» AIM OF THE TASK
Find how many lines contain "this" and state only that number.

» DATASET RECORDS
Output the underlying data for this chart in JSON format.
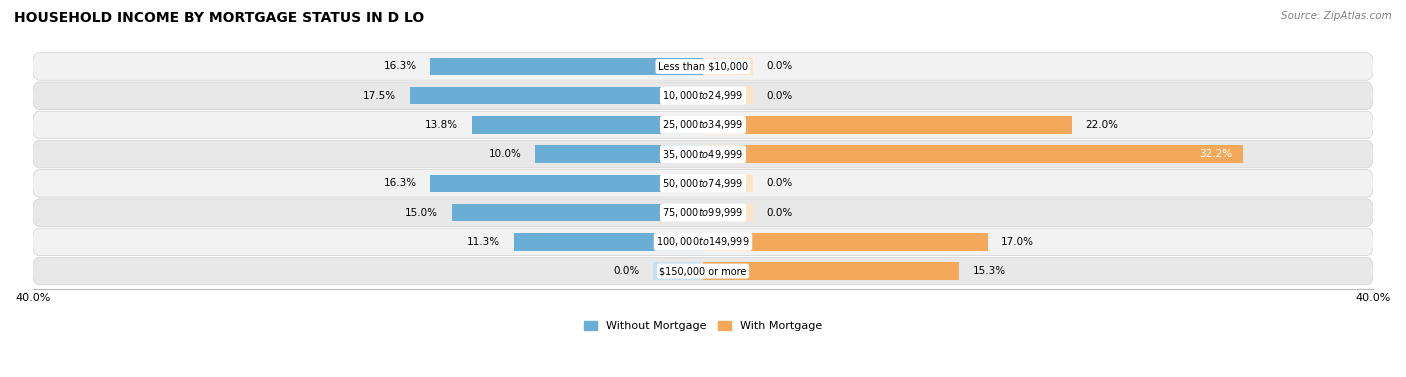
{
  "title": "HOUSEHOLD INCOME BY MORTGAGE STATUS IN D LO",
  "source": "Source: ZipAtlas.com",
  "categories": [
    "Less than $10,000",
    "$10,000 to $24,999",
    "$25,000 to $34,999",
    "$35,000 to $49,999",
    "$50,000 to $74,999",
    "$75,000 to $99,999",
    "$100,000 to $149,999",
    "$150,000 or more"
  ],
  "without_mortgage": [
    16.3,
    17.5,
    13.8,
    10.0,
    16.3,
    15.0,
    11.3,
    0.0
  ],
  "with_mortgage": [
    0.0,
    0.0,
    22.0,
    32.2,
    0.0,
    0.0,
    17.0,
    15.3
  ],
  "x_min": -40.0,
  "x_max": 40.0,
  "color_without": "#6aaed6",
  "color_with": "#f4a95a",
  "color_without_zero": "#c8dff0",
  "color_with_zero": "#fce4c8",
  "legend_without": "Without Mortgage",
  "legend_with": "With Mortgage",
  "title_fontsize": 10,
  "bar_label_fontsize": 7.5,
  "source_fontsize": 7.5
}
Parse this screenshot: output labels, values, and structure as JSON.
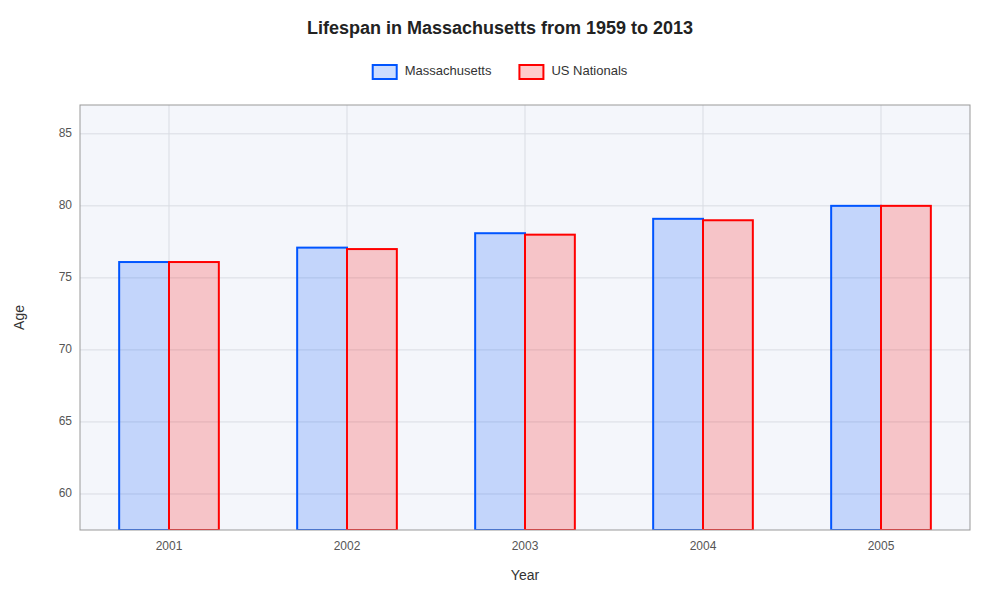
{
  "chart_data": {
    "type": "bar",
    "title": "Lifespan in Massachusetts from 1959 to 2013",
    "x_label": "Year",
    "y_label": "Age",
    "categories": [
      "2001",
      "2002",
      "2003",
      "2004",
      "2005"
    ],
    "series": [
      {
        "name": "Massachusetts",
        "color": "#0055ff",
        "values": [
          76.1,
          77.1,
          78.1,
          79.1,
          80.0
        ]
      },
      {
        "name": "US Nationals",
        "color": "#ff0000",
        "values": [
          76.1,
          77.0,
          78.0,
          79.0,
          80.0
        ]
      }
    ],
    "ylim": [
      57.5,
      87
    ],
    "yticks": [
      60,
      65,
      70,
      75,
      80,
      85
    ],
    "grid": true,
    "legend": "top"
  }
}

» WRITTEN RESPONSE
2